>> begin

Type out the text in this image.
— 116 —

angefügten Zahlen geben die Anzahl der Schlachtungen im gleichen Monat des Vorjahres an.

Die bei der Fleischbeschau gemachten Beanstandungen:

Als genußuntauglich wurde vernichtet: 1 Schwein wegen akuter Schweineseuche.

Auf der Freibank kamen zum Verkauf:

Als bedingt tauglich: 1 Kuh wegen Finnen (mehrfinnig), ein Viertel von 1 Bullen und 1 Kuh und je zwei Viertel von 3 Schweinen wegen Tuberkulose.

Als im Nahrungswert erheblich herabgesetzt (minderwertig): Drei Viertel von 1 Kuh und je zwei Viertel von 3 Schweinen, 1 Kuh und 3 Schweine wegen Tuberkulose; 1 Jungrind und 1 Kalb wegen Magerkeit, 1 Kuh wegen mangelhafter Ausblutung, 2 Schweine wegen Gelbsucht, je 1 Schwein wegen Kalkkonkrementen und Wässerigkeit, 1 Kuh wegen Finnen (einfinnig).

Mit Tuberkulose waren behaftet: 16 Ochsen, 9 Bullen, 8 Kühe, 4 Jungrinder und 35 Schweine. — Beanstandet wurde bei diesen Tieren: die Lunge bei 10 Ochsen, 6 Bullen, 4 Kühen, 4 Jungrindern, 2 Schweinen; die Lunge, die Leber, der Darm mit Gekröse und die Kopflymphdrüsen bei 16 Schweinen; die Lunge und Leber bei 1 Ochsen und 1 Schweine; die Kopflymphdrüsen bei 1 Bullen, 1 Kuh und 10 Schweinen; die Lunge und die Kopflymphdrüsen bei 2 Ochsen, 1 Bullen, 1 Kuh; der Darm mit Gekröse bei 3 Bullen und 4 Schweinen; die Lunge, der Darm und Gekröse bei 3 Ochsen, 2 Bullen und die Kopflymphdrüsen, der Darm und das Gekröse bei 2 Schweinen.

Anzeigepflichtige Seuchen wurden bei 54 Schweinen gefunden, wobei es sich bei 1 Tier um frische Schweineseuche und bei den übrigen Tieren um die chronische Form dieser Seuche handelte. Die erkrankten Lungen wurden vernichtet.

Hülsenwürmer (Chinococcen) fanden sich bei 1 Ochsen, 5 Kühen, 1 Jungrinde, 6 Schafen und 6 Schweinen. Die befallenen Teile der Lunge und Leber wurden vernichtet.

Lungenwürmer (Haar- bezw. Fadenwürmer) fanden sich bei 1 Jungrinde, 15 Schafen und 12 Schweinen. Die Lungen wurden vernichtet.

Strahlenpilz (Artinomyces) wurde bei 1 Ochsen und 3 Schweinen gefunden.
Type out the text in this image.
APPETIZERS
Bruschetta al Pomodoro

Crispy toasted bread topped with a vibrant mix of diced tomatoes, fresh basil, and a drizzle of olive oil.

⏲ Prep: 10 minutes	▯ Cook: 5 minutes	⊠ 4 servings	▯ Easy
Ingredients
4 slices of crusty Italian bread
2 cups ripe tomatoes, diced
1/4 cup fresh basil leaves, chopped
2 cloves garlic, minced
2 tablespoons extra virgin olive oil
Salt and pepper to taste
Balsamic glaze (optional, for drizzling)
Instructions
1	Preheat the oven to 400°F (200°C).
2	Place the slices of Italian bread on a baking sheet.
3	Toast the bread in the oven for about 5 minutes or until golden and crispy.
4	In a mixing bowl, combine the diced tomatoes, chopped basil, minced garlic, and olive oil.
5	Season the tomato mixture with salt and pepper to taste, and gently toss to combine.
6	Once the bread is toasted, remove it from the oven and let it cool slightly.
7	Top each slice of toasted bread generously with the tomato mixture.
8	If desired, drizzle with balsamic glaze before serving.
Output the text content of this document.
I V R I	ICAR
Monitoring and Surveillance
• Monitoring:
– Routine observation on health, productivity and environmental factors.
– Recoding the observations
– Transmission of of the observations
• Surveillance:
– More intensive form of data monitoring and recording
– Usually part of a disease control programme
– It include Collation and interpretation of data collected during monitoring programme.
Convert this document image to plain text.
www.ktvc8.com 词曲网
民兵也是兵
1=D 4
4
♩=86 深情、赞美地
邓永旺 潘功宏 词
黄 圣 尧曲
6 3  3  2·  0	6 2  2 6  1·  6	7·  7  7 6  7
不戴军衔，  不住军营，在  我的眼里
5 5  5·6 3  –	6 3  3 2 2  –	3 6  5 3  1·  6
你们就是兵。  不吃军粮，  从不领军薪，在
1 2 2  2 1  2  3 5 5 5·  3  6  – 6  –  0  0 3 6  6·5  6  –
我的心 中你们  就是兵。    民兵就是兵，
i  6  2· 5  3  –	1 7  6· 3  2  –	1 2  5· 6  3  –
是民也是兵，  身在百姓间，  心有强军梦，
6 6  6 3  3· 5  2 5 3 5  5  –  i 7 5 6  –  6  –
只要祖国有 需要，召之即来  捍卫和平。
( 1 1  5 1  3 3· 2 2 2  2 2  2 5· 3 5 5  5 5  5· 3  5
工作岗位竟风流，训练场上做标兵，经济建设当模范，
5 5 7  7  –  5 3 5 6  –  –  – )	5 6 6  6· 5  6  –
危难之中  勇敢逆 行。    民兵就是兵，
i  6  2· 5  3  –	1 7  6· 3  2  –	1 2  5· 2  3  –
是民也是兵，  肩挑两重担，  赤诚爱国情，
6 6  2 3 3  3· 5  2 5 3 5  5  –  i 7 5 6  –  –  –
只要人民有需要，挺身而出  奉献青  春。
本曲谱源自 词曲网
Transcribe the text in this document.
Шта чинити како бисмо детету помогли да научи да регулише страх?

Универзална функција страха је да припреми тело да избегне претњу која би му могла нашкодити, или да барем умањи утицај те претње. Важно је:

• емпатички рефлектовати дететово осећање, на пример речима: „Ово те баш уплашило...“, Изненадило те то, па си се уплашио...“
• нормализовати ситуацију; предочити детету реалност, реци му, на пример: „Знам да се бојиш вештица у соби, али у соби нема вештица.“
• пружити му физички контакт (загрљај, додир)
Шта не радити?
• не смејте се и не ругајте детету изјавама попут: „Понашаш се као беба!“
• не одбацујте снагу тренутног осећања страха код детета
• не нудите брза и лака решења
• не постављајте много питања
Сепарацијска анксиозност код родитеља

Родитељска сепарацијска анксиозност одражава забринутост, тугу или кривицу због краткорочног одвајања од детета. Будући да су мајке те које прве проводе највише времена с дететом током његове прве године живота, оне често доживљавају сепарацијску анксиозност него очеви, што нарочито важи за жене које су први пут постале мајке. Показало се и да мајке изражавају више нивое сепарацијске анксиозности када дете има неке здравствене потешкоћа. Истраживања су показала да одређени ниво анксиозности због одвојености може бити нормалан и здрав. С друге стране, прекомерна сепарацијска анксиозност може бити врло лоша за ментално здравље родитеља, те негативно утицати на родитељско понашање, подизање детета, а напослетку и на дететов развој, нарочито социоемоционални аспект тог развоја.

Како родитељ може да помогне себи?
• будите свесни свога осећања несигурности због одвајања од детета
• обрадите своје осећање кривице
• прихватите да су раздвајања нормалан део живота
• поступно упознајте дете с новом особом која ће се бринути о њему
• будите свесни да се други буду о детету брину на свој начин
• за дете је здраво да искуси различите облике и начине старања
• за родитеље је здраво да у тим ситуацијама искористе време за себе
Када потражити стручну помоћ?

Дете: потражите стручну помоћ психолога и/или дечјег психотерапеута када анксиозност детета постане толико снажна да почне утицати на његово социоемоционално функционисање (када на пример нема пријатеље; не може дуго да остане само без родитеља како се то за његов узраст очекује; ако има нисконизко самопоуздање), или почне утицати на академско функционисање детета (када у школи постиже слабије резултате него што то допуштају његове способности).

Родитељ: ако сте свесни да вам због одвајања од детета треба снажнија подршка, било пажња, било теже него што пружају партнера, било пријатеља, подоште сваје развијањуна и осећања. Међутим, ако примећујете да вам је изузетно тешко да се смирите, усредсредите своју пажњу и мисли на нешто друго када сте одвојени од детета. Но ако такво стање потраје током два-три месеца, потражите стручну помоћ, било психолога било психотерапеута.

>> end

_REQUIRED TASK_:
How many of the lines above hold "Italian"? Answer with only the number.

_RESULT FOR THIS TASK_:
2